:: Goal ::
Return the count of lines that hold the string "category", with no other words.

:: Entries ::
-------------------------

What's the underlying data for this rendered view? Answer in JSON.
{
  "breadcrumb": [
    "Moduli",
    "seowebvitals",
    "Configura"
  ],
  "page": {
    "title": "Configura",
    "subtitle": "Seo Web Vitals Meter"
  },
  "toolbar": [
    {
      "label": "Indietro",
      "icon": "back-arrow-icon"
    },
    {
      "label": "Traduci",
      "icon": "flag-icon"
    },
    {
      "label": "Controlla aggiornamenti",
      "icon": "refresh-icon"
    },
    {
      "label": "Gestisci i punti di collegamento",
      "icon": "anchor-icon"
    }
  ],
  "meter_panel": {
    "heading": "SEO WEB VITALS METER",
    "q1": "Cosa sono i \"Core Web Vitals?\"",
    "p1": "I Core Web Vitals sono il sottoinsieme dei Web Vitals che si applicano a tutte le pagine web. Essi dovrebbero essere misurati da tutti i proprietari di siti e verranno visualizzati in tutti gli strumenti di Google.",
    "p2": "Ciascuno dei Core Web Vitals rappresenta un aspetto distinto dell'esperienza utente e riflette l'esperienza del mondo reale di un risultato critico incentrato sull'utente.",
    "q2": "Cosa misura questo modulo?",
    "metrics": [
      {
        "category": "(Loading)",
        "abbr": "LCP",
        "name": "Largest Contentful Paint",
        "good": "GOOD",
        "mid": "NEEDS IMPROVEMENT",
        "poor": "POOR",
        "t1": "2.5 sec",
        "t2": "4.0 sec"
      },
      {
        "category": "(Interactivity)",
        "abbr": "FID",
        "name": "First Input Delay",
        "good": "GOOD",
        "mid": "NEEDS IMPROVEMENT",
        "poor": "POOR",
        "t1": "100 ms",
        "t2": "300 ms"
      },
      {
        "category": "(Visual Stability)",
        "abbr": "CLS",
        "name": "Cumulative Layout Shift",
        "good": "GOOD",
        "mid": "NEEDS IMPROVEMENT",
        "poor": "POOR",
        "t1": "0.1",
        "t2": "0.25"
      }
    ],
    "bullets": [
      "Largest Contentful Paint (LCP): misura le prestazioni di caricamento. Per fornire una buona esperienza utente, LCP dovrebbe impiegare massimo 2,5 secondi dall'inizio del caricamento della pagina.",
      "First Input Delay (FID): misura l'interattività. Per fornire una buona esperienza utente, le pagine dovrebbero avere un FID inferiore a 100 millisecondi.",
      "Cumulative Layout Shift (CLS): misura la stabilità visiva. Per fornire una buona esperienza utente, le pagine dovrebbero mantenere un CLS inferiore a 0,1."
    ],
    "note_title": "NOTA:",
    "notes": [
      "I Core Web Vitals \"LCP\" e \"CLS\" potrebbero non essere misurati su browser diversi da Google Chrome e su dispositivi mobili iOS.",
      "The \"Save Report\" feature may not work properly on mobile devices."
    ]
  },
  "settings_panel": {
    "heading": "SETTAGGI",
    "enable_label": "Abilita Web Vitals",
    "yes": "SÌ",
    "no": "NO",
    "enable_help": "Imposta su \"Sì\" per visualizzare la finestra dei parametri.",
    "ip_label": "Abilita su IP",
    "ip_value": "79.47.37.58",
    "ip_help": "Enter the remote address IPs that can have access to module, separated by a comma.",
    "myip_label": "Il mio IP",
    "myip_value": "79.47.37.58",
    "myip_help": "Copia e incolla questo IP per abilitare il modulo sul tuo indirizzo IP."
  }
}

-------------------------

:: Complete answer ::
3